Records contained in a dataset:

## BEGIN

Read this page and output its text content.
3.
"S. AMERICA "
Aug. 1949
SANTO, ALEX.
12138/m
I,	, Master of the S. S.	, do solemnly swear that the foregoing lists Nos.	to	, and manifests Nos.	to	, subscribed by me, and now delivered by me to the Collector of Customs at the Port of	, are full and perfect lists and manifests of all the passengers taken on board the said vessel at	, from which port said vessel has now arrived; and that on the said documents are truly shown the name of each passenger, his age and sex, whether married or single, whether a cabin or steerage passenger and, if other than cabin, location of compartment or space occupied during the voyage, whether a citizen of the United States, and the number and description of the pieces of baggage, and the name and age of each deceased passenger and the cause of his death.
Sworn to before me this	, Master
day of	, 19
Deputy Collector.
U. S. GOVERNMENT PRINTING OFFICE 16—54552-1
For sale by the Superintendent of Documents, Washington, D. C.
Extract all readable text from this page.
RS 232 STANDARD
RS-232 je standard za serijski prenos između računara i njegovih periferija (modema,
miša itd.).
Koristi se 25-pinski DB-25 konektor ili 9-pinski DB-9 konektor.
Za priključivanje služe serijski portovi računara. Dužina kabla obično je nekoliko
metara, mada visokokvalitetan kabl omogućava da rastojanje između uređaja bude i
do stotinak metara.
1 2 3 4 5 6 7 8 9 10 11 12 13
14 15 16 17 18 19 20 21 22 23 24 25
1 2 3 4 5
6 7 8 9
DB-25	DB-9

## END

From the records given above, copy all lines containing "između".

RS-232 je standard za serijski prenos između računara i njegovih periferija (modema,
metara, mada visokokvalitetan kabl omogućava da rastojanje između uređaja bude i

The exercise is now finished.